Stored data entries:
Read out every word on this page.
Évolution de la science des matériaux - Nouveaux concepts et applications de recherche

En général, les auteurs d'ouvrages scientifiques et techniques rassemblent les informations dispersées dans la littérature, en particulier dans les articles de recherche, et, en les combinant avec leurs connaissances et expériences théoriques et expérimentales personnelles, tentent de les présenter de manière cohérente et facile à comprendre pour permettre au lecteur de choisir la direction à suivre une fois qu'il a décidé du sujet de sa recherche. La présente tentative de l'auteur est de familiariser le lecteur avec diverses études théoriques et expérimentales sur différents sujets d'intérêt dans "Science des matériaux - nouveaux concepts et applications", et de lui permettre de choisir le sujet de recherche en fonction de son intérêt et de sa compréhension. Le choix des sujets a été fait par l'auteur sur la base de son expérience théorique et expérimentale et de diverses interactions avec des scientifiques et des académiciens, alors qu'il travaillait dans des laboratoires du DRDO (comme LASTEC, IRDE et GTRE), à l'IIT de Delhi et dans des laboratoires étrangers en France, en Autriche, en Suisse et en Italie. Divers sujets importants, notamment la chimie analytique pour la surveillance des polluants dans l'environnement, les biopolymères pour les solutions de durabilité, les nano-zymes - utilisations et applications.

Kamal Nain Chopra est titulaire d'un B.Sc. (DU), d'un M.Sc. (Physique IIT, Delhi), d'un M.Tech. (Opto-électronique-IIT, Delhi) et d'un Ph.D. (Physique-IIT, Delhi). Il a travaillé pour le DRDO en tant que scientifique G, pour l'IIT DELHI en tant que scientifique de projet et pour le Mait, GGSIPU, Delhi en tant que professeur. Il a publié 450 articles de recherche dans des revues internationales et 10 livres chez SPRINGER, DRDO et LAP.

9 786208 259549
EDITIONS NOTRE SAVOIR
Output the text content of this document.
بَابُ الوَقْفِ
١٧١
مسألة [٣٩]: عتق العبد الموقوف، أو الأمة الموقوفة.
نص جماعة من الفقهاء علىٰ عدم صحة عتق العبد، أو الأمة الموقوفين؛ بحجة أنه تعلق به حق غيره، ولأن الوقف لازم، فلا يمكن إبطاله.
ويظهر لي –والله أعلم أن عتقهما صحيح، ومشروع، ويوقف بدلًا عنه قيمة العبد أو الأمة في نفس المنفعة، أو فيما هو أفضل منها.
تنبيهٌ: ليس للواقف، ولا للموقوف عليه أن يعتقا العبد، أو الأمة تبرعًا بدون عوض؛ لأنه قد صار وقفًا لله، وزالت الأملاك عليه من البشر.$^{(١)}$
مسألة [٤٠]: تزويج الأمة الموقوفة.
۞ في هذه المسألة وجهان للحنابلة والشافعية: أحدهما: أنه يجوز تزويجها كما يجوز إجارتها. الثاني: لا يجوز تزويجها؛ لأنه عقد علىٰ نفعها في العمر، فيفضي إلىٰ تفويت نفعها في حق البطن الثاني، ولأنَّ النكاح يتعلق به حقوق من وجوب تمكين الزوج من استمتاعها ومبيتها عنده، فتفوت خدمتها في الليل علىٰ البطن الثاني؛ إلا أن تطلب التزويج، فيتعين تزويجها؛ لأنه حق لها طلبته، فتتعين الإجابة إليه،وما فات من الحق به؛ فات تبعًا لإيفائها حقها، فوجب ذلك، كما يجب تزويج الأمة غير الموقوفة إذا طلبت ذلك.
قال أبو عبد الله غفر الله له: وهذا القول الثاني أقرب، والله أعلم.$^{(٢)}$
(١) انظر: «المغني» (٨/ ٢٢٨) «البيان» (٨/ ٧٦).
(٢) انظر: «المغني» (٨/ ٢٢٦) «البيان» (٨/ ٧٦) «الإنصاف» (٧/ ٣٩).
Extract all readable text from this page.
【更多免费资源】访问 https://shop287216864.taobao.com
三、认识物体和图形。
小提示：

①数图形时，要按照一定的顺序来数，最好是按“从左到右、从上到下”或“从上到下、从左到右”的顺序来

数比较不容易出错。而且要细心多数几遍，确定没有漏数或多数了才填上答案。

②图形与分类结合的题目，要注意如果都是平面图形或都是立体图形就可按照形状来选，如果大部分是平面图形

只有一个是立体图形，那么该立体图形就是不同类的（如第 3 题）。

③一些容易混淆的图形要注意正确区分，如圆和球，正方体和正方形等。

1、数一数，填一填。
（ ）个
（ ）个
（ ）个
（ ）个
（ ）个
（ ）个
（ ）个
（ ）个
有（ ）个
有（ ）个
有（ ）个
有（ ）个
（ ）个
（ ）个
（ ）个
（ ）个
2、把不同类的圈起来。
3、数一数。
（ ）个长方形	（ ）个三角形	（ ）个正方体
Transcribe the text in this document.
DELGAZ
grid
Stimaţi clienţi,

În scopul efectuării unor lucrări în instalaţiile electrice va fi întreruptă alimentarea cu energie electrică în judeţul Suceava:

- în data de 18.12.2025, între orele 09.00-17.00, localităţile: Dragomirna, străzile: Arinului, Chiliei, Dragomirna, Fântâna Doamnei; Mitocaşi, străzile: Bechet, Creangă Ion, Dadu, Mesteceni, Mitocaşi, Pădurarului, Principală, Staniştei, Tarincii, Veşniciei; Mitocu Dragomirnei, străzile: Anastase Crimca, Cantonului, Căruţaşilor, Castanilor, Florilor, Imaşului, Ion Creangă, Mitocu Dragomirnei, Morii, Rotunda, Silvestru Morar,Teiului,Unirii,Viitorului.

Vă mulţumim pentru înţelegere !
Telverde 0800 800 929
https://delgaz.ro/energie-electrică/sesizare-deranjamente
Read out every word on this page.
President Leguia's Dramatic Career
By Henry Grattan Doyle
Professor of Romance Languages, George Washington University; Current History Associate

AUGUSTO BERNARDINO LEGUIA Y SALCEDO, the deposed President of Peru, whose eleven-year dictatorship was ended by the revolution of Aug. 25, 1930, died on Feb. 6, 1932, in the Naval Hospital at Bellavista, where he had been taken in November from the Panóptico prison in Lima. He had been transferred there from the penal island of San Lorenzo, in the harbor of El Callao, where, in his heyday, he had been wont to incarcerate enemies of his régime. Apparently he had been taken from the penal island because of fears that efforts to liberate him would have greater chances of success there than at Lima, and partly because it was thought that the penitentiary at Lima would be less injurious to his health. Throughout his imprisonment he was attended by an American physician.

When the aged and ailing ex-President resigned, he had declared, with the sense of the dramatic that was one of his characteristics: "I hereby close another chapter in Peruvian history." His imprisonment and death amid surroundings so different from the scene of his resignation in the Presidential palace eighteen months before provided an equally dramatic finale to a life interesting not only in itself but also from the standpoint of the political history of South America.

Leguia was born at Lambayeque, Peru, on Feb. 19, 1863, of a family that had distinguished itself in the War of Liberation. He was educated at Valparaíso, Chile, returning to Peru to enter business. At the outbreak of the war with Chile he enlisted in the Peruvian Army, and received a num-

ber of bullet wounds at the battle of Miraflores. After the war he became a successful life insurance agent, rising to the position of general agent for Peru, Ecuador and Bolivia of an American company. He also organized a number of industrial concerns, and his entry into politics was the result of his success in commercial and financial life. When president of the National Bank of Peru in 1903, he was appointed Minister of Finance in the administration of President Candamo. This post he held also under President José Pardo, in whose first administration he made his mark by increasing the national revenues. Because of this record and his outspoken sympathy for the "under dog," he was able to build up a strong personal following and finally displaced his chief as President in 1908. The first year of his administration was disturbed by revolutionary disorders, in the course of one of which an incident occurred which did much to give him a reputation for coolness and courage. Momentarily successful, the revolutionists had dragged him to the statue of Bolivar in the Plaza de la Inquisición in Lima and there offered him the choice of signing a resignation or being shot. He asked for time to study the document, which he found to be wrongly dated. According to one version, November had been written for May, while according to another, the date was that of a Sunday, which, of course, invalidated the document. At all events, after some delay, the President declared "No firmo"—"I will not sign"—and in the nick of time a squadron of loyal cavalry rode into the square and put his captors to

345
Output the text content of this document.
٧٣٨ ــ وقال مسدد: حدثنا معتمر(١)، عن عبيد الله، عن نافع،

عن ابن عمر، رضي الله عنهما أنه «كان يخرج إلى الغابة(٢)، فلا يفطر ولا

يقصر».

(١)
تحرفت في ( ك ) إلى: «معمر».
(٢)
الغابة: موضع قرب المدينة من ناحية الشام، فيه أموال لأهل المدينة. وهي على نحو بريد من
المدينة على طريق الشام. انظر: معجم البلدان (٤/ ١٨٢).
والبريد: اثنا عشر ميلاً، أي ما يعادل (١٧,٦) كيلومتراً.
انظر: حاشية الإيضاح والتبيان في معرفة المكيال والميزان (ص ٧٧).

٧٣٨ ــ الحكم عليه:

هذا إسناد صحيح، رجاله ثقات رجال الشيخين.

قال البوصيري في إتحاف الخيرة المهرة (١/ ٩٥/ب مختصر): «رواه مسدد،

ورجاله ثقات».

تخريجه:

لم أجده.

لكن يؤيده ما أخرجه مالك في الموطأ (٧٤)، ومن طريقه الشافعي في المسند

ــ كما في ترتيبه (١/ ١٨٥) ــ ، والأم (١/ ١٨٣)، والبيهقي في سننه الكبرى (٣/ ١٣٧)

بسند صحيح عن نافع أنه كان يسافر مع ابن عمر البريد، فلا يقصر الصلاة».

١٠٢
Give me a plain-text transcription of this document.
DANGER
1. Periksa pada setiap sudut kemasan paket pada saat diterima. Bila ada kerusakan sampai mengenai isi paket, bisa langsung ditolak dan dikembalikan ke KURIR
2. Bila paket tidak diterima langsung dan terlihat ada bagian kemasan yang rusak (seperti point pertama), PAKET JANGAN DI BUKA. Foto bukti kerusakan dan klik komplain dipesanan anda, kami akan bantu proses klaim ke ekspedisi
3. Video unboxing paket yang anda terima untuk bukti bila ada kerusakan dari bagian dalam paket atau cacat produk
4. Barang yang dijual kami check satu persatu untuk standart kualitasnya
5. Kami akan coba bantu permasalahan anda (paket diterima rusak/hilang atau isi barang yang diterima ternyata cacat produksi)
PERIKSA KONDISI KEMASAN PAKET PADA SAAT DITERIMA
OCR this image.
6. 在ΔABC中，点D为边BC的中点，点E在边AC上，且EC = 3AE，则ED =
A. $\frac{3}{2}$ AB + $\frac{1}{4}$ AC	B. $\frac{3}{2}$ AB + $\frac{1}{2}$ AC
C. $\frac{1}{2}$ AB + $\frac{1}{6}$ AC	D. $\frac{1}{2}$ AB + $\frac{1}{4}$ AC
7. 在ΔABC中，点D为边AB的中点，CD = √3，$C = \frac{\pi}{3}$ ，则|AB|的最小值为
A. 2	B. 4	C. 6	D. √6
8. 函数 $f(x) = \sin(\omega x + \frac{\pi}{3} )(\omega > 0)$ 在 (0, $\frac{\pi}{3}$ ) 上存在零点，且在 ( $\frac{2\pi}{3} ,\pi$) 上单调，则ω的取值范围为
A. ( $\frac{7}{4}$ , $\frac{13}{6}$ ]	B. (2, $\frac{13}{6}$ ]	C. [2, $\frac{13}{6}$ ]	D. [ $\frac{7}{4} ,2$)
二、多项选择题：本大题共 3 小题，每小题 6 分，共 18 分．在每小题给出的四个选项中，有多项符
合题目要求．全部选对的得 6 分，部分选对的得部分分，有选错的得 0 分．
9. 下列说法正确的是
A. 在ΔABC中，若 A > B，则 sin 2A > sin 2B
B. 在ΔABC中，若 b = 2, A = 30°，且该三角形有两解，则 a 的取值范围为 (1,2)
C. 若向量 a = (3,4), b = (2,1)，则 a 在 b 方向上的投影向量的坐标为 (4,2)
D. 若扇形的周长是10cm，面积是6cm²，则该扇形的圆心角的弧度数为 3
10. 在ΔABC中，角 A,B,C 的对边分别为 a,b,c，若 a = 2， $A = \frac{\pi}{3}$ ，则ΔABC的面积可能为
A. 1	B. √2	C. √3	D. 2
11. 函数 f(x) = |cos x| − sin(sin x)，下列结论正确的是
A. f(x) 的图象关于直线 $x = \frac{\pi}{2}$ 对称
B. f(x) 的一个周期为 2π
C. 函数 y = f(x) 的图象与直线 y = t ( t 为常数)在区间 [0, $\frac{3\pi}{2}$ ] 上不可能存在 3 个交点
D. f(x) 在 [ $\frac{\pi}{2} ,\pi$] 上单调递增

AIM OF THE TASK: Read through the data and copy every line where "انظر" shows up.

TASK SOLUTION:
(١) انظر: «المغني» (٨/ ٢٢٨) «البيان» (٨/ ٧٦).
(٢) انظر: «المغني» (٨/ ٢٢٦) «البيان» (٨/ ٧٦) «الإنصاف» (٧/ ٣٩).
المدينة على طريق الشام. انظر: معجم البلدان (٤/ ١٨٢).
انظر: حاشية الإيضاح والتبيان في معرفة المكيال والميزان (ص ٧٧).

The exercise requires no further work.